* Available data:
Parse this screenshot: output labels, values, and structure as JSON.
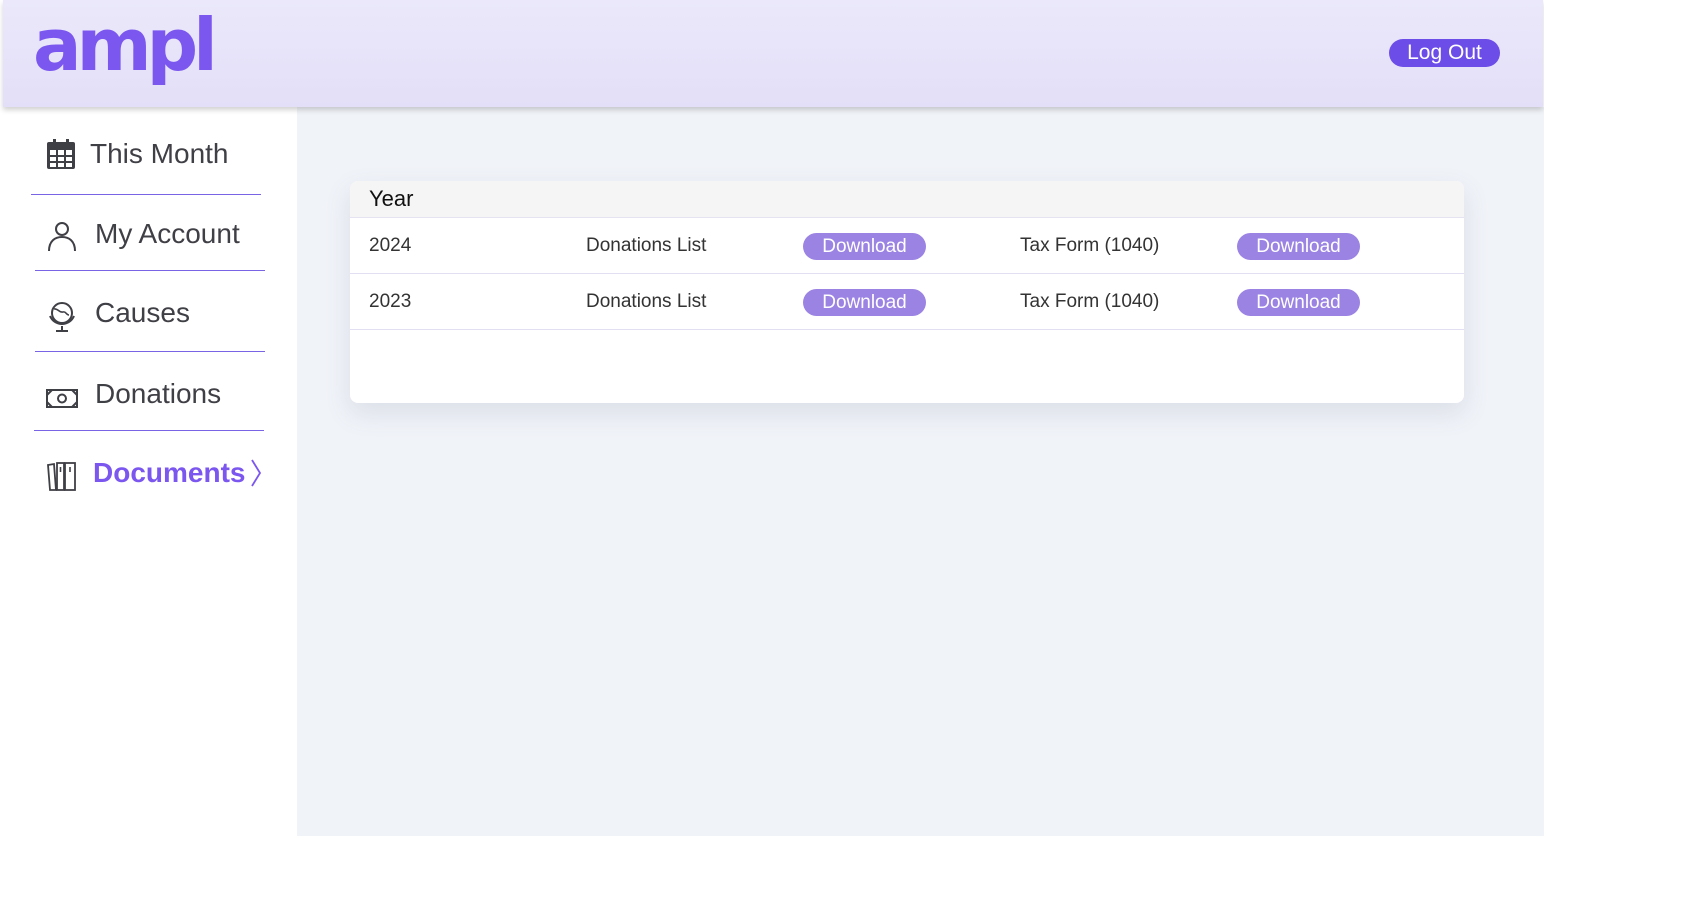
{
  "header": {
    "logo_text": "ampl",
    "logout_label": "Log Out",
    "brand_color": "#7b57ef"
  },
  "sidebar": {
    "items": [
      {
        "label": "This Month",
        "icon": "calendar-icon",
        "active": false
      },
      {
        "label": "My Account",
        "icon": "user-icon",
        "active": false
      },
      {
        "label": "Causes",
        "icon": "globe-icon",
        "active": false
      },
      {
        "label": "Donations",
        "icon": "money-icon",
        "active": false
      },
      {
        "label": "Documents",
        "icon": "books-icon",
        "active": true
      }
    ],
    "active_indicator_icon": "chevron-right-icon"
  },
  "documents_table": {
    "header": {
      "year": "Year"
    },
    "rows": [
      {
        "year": "2024",
        "donations_label": "Donations List",
        "donations_button": "Download",
        "tax_label": "Tax Form (1040)",
        "tax_button": "Download"
      },
      {
        "year": "2023",
        "donations_label": "Donations List",
        "donations_button": "Download",
        "tax_label": "Tax Form (1040)",
        "tax_button": "Download"
      }
    ]
  },
  "colors": {
    "accent": "#6c4de8",
    "button_light": "#9b83e3",
    "main_background": "#f0f3f8",
    "header_background": "#e6e2f9"
  }
}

* The problem: Retype all of the entries exactly as written, leaving out any images.

* Response below:
Parse this screenshot: output labels, values, and structure as JSON.
{
  "header": {
    "logo_text": "ampl",
    "logout_label": "Log Out",
    "brand_color": "#7b57ef"
  },
  "sidebar": {
    "items": [
      {
        "label": "This Month",
        "icon": "calendar-icon",
        "active": false
      },
      {
        "label": "My Account",
        "icon": "user-icon",
        "active": false
      },
      {
        "label": "Causes",
        "icon": "globe-icon",
        "active": false
      },
      {
        "label": "Donations",
        "icon": "money-icon",
        "active": false
      },
      {
        "label": "Documents",
        "icon": "books-icon",
        "active": true
      }
    ],
    "active_indicator_icon": "chevron-right-icon"
  },
  "documents_table": {
    "header": {
      "year": "Year"
    },
    "rows": [
      {
        "year": "2024",
        "donations_label": "Donations List",
        "donations_button": "Download",
        "tax_label": "Tax Form (1040)",
        "tax_button": "Download"
      },
      {
        "year": "2023",
        "donations_label": "Donations List",
        "donations_button": "Download",
        "tax_label": "Tax Form (1040)",
        "tax_button": "Download"
      }
    ]
  },
  "colors": {
    "accent": "#6c4de8",
    "button_light": "#9b83e3",
    "main_background": "#f0f3f8",
    "header_background": "#e6e2f9"
  }
}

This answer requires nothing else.